■ **Aim**:
Report the count of lines containing the word "marina" in the entries below, and nothing more.

(Dataset rows)

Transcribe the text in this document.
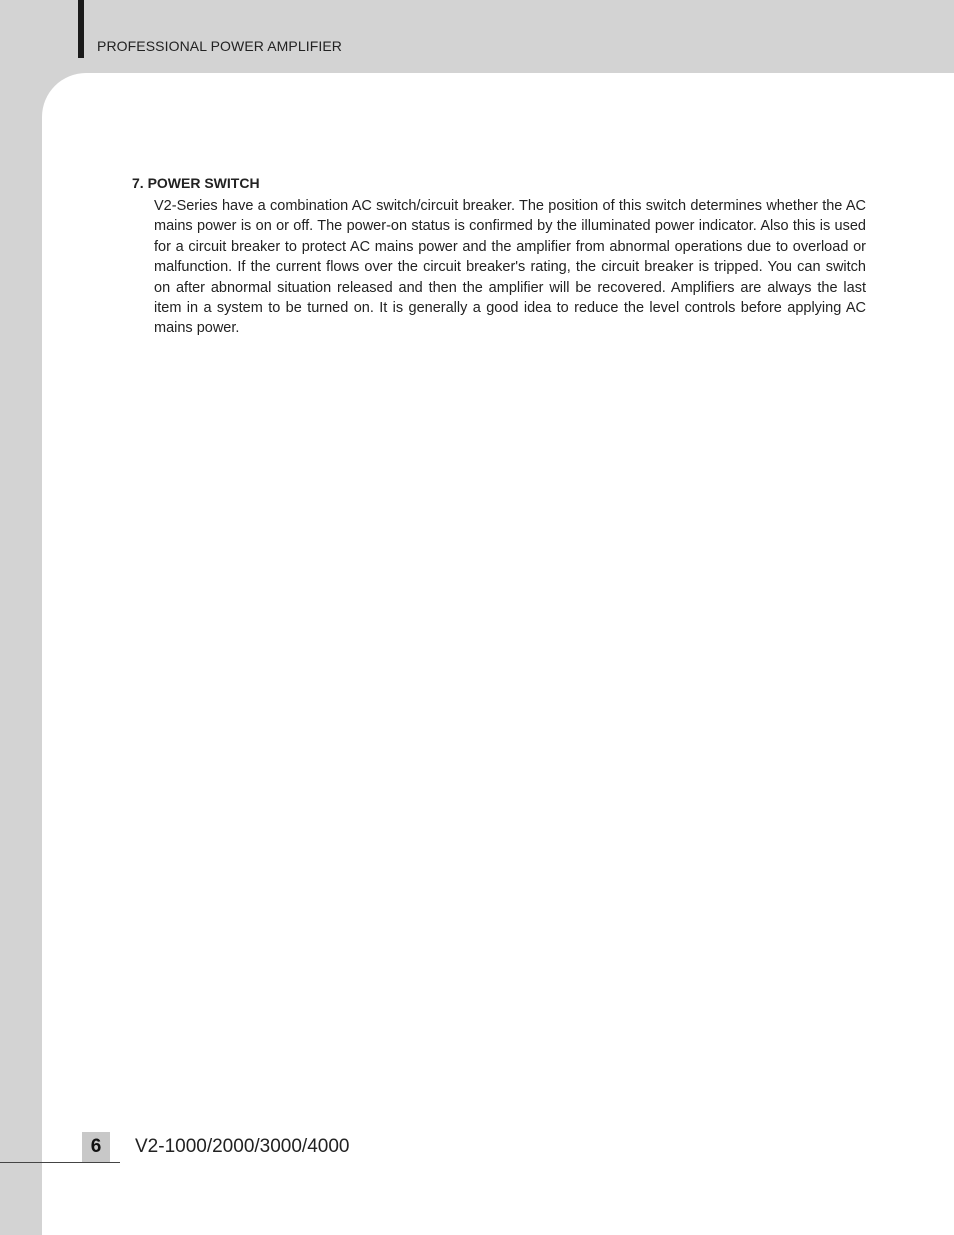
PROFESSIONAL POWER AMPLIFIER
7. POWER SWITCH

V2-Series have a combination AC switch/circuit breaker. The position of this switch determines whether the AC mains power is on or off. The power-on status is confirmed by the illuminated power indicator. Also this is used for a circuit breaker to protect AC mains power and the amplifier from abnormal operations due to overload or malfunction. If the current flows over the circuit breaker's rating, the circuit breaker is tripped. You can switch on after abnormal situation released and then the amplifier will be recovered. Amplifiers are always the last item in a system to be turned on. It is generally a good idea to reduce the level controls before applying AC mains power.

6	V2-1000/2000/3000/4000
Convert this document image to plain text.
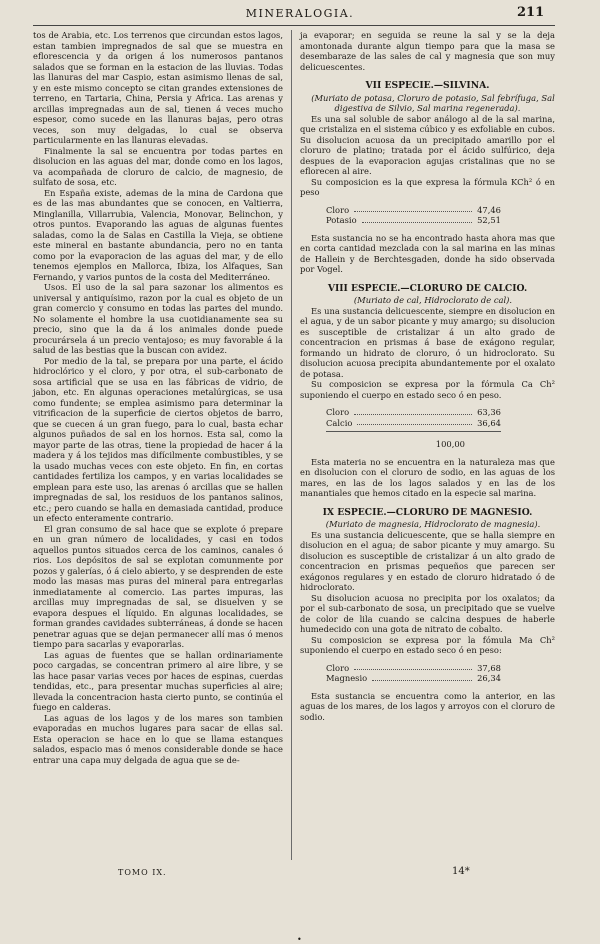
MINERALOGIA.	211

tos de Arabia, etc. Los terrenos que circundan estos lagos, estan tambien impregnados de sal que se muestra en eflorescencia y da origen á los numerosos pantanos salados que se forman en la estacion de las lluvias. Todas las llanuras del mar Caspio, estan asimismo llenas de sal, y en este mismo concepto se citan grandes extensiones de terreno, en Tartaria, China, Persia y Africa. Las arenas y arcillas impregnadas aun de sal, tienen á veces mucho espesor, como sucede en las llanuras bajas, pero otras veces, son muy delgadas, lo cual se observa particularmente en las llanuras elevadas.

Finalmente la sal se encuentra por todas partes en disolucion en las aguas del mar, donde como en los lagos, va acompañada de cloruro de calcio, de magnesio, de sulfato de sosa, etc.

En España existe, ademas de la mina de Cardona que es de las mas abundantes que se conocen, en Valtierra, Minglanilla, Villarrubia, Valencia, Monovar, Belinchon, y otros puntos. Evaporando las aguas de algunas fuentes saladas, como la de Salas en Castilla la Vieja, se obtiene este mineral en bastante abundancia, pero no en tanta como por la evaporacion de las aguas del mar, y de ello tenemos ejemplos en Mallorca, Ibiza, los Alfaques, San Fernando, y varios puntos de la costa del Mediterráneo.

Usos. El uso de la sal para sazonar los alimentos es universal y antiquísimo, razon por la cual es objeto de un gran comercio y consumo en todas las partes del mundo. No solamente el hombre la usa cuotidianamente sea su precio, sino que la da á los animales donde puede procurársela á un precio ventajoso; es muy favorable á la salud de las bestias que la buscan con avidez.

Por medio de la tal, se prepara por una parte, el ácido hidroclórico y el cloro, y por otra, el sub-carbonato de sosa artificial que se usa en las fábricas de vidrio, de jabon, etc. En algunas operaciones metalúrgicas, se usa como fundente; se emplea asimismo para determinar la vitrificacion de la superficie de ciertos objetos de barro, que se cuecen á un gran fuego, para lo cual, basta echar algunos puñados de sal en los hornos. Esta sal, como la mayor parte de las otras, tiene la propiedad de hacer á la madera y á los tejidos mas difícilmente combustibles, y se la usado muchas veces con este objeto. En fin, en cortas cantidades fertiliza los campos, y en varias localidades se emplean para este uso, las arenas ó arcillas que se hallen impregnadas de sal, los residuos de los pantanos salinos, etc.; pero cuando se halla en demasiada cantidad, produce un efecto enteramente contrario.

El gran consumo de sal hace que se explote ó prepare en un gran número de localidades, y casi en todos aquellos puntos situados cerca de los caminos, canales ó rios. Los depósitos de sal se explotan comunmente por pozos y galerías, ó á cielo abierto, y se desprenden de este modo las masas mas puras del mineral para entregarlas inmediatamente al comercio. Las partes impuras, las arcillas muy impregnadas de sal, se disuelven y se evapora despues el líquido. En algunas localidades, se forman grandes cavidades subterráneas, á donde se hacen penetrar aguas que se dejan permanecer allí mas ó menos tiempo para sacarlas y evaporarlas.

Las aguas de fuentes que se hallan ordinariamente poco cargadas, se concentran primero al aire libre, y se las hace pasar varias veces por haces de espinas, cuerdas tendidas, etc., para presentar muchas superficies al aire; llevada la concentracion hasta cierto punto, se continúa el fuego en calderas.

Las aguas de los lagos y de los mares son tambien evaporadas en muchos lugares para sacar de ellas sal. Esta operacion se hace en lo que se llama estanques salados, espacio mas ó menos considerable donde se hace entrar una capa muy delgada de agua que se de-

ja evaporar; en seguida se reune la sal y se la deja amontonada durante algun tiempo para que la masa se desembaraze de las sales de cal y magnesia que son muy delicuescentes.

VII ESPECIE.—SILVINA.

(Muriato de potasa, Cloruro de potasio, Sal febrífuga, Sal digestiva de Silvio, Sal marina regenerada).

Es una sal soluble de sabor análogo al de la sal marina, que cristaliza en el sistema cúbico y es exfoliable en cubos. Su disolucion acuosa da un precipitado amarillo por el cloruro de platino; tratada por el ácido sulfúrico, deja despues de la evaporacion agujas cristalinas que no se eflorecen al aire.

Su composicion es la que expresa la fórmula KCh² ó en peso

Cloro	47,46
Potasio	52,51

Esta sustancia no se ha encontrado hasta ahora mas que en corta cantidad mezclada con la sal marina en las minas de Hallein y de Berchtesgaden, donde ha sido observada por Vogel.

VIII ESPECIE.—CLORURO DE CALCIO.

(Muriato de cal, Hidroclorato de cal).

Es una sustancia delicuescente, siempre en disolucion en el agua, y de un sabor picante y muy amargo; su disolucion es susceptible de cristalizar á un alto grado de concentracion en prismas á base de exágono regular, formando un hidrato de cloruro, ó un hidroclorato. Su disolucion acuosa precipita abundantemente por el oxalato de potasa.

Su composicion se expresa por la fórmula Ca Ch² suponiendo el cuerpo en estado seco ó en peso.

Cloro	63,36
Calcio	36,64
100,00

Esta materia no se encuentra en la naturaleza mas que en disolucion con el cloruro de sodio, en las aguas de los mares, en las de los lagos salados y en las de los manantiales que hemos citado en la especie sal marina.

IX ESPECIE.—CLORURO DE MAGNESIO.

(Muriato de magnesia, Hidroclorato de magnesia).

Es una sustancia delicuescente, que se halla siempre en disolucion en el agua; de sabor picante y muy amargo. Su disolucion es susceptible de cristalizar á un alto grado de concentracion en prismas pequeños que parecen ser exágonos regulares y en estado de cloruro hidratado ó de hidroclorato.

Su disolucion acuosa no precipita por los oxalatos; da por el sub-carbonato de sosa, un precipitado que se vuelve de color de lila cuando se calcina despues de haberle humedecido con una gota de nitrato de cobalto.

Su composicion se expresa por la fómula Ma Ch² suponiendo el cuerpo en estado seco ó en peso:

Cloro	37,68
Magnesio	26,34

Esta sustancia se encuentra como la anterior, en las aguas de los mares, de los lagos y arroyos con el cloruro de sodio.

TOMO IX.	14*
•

■ **Written answer**:
4